• [SOURCE DOCUMENT]
**********

Lips of a Bygone Era
The Fascinating History of Lipstick
By Poe Casavant
Back in grade school, one of my favorite books was Top Secret by John Reynolds Gardiner, the story of a boy trying to invent human photosynthesis. Yes, you read that correctly. He was attempting to create humans that could live off water and sunlight alone, just like a plant. The boy’s teacher tried to persuade him to research something less ridiculous, assigning him a project on lipstick instead. While the author intended it to be a comedic punishment, (Because who in their right mind would want to research something so trivial?) the history of one of our most popular cosmetics is anything but dull.
The first known use of lipstick was over five-thousand years ago, in Sumer, a southern region of Mesopotamia, now part of Iraq. Although today, the purchase and use of lipstick is heavily skewed toward women, lipstick began its life without gender roles, and was used to signify high status individuals. While crushed insects, fruits, and clays were common sources of pigment, wealthier citizens were able to purchase crushed gemstones. The glittering powder was applied to both their eyelids and lips, a showy reminder of their place in society.
The first civilization to embrace lipstick for the masses was ancient Egypt, where cosmetics were used not just for aesthetics, but also to protect skin from the glaring sun. Early ingredients included lead, iodine, and bromine mannite, which created striking purple and black shades. Beautiful as they were, these mixtures were also toxic, and left people scrambling for alternative ingredients. Egyptians discovered that carmine dye, a brilliant red color that is still in use today, could be extracted from insects, and more importantly, didn’t poison its users. This shade of red is supposedly the color that Cleopatra was known to wear during her rule.

**********

• [INFORMATION PROVIDED]
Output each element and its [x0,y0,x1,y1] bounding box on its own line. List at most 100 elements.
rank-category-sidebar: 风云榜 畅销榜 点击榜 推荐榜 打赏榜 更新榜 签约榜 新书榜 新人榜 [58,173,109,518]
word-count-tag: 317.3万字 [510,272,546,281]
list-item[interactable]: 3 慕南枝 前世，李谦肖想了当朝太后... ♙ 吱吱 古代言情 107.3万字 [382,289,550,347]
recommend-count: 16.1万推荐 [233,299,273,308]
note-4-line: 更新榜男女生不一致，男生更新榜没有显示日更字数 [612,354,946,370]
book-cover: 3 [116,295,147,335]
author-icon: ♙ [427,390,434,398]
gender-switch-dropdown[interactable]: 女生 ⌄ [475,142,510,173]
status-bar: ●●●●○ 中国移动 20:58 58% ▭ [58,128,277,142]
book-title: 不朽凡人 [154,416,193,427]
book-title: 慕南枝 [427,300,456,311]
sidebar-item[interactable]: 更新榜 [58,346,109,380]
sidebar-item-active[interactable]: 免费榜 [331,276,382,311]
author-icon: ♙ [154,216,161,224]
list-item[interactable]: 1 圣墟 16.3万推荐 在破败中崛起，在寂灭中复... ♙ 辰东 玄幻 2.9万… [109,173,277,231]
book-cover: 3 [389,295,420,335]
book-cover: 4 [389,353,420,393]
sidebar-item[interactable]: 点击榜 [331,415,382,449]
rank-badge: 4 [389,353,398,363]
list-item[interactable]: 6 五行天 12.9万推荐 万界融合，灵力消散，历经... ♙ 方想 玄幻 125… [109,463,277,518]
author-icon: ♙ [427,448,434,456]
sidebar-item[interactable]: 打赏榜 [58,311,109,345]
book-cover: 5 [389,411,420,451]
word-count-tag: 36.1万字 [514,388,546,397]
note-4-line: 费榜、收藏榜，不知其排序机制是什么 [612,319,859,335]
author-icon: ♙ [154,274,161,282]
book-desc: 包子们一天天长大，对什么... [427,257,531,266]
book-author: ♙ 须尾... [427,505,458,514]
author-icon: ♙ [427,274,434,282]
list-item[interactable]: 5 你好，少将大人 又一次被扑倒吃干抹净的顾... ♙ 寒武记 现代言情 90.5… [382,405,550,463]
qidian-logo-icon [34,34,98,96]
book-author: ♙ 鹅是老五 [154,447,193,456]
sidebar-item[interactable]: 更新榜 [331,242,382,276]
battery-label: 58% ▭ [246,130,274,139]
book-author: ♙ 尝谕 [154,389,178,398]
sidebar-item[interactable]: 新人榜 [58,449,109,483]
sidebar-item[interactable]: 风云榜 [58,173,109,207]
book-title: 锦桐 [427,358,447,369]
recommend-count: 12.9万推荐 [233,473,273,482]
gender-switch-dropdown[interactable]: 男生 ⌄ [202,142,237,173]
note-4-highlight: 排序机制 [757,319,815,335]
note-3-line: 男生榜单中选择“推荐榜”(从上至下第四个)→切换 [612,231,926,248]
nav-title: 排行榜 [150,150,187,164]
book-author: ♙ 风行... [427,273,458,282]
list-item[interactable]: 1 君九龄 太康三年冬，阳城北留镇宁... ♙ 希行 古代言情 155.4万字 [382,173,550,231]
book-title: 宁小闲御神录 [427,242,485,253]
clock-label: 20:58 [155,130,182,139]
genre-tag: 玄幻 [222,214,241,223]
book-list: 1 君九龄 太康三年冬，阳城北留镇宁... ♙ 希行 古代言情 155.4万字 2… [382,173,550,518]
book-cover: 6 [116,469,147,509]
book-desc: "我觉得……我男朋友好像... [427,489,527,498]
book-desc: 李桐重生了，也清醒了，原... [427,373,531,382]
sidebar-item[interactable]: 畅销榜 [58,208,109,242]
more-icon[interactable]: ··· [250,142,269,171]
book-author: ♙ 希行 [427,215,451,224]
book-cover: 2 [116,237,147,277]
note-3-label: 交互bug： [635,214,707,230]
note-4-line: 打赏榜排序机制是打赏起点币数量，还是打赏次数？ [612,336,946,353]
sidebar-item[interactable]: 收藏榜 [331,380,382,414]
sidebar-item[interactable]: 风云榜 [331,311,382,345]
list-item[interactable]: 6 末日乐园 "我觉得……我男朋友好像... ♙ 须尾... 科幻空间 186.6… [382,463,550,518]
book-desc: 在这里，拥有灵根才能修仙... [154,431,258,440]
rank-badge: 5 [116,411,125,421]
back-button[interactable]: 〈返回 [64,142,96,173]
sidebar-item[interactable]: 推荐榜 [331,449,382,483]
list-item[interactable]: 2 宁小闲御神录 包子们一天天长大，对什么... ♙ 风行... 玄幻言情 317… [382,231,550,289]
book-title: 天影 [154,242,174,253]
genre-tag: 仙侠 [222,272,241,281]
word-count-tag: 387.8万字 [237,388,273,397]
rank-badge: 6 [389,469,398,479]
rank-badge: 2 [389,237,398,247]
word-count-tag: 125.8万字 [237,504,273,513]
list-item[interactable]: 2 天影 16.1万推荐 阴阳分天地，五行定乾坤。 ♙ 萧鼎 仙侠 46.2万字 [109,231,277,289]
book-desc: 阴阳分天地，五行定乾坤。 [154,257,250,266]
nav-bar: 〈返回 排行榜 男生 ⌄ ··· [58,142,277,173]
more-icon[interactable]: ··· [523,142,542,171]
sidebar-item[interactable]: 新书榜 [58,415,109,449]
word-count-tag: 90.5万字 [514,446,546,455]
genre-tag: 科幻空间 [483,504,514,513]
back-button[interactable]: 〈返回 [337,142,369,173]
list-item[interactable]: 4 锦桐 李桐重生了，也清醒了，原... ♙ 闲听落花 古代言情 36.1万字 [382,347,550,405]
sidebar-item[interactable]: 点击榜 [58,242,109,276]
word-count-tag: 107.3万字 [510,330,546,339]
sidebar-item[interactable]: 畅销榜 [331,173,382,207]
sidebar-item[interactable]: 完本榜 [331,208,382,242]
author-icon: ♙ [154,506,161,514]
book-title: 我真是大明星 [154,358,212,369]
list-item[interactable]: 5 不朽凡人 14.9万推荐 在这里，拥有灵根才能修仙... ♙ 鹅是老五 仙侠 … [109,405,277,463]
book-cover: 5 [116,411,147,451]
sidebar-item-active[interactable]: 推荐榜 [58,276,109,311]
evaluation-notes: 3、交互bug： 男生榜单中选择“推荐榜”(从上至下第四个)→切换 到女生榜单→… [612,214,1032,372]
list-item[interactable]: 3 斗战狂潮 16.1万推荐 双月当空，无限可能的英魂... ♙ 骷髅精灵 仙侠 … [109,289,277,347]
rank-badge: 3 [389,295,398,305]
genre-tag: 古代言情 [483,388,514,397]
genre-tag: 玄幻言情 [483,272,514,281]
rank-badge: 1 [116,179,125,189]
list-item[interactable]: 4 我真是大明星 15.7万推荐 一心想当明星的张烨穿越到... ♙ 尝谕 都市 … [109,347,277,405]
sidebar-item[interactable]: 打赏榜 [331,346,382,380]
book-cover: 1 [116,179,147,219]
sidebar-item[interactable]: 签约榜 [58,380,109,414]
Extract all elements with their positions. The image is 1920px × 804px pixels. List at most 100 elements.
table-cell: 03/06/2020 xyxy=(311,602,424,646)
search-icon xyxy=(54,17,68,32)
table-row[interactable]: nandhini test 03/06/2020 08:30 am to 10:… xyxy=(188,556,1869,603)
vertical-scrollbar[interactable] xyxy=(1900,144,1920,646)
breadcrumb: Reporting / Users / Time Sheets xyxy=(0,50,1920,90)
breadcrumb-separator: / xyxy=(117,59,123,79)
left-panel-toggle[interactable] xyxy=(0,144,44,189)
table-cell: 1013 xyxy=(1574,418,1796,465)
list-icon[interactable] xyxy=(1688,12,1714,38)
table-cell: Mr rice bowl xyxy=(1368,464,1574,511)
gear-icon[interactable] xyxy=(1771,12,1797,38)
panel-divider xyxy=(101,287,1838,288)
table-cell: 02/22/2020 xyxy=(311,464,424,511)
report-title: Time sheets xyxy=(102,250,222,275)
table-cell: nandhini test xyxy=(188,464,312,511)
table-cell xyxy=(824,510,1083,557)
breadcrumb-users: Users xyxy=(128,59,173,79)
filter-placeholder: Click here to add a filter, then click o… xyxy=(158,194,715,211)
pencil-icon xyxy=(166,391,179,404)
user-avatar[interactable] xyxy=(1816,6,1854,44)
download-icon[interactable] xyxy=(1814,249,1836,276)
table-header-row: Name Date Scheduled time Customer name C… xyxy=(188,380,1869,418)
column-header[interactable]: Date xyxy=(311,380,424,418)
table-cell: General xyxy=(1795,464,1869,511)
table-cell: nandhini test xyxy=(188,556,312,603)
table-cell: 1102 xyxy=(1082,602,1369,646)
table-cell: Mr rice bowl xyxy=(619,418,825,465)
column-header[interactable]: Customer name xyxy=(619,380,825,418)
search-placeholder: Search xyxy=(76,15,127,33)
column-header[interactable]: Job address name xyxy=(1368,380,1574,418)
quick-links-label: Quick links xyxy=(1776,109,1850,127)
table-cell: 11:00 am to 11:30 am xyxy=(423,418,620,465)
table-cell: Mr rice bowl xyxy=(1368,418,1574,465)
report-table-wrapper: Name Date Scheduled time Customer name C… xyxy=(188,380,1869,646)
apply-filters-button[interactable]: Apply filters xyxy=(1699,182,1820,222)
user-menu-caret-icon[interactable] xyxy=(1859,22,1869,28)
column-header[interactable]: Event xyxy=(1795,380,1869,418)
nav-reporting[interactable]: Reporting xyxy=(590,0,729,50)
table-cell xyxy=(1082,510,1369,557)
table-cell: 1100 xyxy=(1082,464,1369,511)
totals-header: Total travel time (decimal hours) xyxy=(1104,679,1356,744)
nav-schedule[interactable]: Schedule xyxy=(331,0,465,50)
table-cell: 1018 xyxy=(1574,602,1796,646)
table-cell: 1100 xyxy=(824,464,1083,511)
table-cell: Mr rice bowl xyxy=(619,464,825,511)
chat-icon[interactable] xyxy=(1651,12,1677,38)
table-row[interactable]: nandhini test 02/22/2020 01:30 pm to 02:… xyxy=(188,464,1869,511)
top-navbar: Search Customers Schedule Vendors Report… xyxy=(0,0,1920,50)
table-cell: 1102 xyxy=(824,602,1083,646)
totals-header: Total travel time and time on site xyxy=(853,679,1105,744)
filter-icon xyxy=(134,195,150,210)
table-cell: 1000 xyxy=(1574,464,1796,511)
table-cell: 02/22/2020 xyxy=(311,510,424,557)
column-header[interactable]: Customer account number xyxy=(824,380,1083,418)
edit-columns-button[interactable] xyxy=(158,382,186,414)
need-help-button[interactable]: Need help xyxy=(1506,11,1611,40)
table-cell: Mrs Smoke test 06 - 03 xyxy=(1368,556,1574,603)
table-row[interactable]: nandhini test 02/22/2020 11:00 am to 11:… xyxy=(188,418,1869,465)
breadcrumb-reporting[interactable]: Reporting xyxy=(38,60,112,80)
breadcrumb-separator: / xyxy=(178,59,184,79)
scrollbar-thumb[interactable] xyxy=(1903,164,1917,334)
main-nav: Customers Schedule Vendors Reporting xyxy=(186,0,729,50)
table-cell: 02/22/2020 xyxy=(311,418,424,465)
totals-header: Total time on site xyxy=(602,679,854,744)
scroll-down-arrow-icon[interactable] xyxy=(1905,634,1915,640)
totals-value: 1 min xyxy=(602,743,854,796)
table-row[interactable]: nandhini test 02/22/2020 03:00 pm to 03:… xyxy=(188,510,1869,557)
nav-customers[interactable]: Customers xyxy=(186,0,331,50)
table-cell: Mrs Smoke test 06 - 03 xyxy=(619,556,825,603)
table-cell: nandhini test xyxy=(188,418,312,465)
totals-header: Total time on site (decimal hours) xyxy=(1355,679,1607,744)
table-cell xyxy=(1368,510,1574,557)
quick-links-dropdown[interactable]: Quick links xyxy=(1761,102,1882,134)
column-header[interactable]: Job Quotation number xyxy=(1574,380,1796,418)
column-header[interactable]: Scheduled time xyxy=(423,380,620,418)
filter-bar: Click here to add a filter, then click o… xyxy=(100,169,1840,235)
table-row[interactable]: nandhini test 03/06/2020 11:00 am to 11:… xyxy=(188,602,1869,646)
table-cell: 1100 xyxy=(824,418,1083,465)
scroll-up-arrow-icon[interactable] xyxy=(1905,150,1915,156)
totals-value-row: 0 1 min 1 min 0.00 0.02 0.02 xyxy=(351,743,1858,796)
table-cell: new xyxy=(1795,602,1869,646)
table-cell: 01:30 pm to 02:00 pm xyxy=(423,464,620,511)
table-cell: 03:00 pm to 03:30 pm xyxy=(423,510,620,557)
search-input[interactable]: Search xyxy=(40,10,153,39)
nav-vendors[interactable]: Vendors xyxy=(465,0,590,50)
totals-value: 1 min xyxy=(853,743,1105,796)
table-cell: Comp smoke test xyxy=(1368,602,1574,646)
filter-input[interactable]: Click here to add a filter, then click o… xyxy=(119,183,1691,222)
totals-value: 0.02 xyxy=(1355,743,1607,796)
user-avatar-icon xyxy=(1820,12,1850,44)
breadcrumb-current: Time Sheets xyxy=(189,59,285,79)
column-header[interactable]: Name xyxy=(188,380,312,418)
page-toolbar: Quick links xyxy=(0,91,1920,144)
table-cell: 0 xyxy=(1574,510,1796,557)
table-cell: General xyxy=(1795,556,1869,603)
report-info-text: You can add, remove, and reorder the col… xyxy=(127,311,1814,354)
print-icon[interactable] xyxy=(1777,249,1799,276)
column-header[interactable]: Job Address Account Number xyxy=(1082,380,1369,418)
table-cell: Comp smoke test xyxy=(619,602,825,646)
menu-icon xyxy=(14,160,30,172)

**********

• [EXERCISE PROMPT] Where does the article on the history of lipstick place the first known use of lipstick?

• [WORKED SOLUTION] In Sumer, a southern region of Mesopotamia, now part of Iraq.